EXERCISE GOAL:
Copy all of the material below exactly.

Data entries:
- - - - - - -
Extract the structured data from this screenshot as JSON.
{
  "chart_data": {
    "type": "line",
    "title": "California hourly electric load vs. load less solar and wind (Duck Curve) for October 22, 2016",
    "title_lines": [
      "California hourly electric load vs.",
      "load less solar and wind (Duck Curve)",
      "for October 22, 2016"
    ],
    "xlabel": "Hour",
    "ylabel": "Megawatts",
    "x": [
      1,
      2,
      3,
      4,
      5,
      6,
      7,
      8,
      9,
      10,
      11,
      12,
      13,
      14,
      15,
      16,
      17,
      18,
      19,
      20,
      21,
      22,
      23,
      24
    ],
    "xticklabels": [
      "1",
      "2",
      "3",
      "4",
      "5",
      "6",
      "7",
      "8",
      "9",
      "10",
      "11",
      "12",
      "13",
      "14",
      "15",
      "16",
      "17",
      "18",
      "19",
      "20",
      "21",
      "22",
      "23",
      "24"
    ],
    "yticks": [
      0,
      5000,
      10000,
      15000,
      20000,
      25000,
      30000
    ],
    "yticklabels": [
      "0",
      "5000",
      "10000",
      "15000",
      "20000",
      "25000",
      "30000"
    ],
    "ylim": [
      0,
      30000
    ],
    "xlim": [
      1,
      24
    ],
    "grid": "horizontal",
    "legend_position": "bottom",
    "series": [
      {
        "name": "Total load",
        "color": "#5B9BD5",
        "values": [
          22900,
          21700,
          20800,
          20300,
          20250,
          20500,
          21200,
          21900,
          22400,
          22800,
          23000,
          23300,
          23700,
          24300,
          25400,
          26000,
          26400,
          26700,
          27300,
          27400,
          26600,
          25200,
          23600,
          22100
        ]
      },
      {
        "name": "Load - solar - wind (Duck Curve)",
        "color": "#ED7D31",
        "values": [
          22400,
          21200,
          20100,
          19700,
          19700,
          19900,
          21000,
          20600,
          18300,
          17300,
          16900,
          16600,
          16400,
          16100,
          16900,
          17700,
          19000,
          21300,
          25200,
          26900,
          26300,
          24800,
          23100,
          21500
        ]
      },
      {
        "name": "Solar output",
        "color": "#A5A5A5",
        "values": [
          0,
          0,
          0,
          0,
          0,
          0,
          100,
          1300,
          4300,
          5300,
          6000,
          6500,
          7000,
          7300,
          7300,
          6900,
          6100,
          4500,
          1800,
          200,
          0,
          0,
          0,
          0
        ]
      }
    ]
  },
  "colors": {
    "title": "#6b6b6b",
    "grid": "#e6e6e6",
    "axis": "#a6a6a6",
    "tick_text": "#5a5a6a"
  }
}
- - - - - - -
THE SOLUTION:
Extract the structured data from this screenshot as JSON.
{
  "chart_data": {
    "type": "line",
    "title": "California hourly electric load vs. load less solar and wind (Duck Curve) for October 22, 2016",
    "title_lines": [
      "California hourly electric load vs.",
      "load less solar and wind (Duck Curve)",
      "for October 22, 2016"
    ],
    "xlabel": "Hour",
    "ylabel": "Megawatts",
    "x": [
      1,
      2,
      3,
      4,
      5,
      6,
      7,
      8,
      9,
      10,
      11,
      12,
      13,
      14,
      15,
      16,
      17,
      18,
      19,
      20,
      21,
      22,
      23,
      24
    ],
    "xticklabels": [
      "1",
      "2",
      "3",
      "4",
      "5",
      "6",
      "7",
      "8",
      "9",
      "10",
      "11",
      "12",
      "13",
      "14",
      "15",
      "16",
      "17",
      "18",
      "19",
      "20",
      "21",
      "22",
      "23",
      "24"
    ],
    "yticks": [
      0,
      5000,
      10000,
      15000,
      20000,
      25000,
      30000
    ],
    "yticklabels": [
      "0",
      "5000",
      "10000",
      "15000",
      "20000",
      "25000",
      "30000"
    ],
    "ylim": [
      0,
      30000
    ],
    "xlim": [
      1,
      24
    ],
    "grid": "horizontal",
    "legend_position": "bottom",
    "series": [
      {
        "name": "Total load",
        "color": "#5B9BD5",
        "values": [
          22900,
          21700,
          20800,
          20300,
          20250,
          20500,
          21200,
          21900,
          22400,
          22800,
          23000,
          23300,
          23700,
          24300,
          25400,
          26000,
          26400,
          26700,
          27300,
          27400,
          26600,
          25200,
          23600,
          22100
        ]
      },
      {
        "name": "Load - solar - wind (Duck Curve)",
        "color": "#ED7D31",
        "values": [
          22400,
          21200,
          20100,
          19700,
          19700,
          19900,
          21000,
          20600,
          18300,
          17300,
          16900,
          16600,
          16400,
          16100,
          16900,
          17700,
          19000,
          21300,
          25200,
          26900,
          26300,
          24800,
          23100,
          21500
        ]
      },
      {
        "name": "Solar output",
        "color": "#A5A5A5",
        "values": [
          0,
          0,
          0,
          0,
          0,
          0,
          100,
          1300,
          4300,
          5300,
          6000,
          6500,
          7000,
          7300,
          7300,
          6900,
          6100,
          4500,
          1800,
          200,
          0,
          0,
          0,
          0
        ]
      }
    ]
  },
  "colors": {
    "title": "#6b6b6b",
    "grid": "#e6e6e6",
    "axis": "#a6a6a6",
    "tick_text": "#5a5a6a"
  }
}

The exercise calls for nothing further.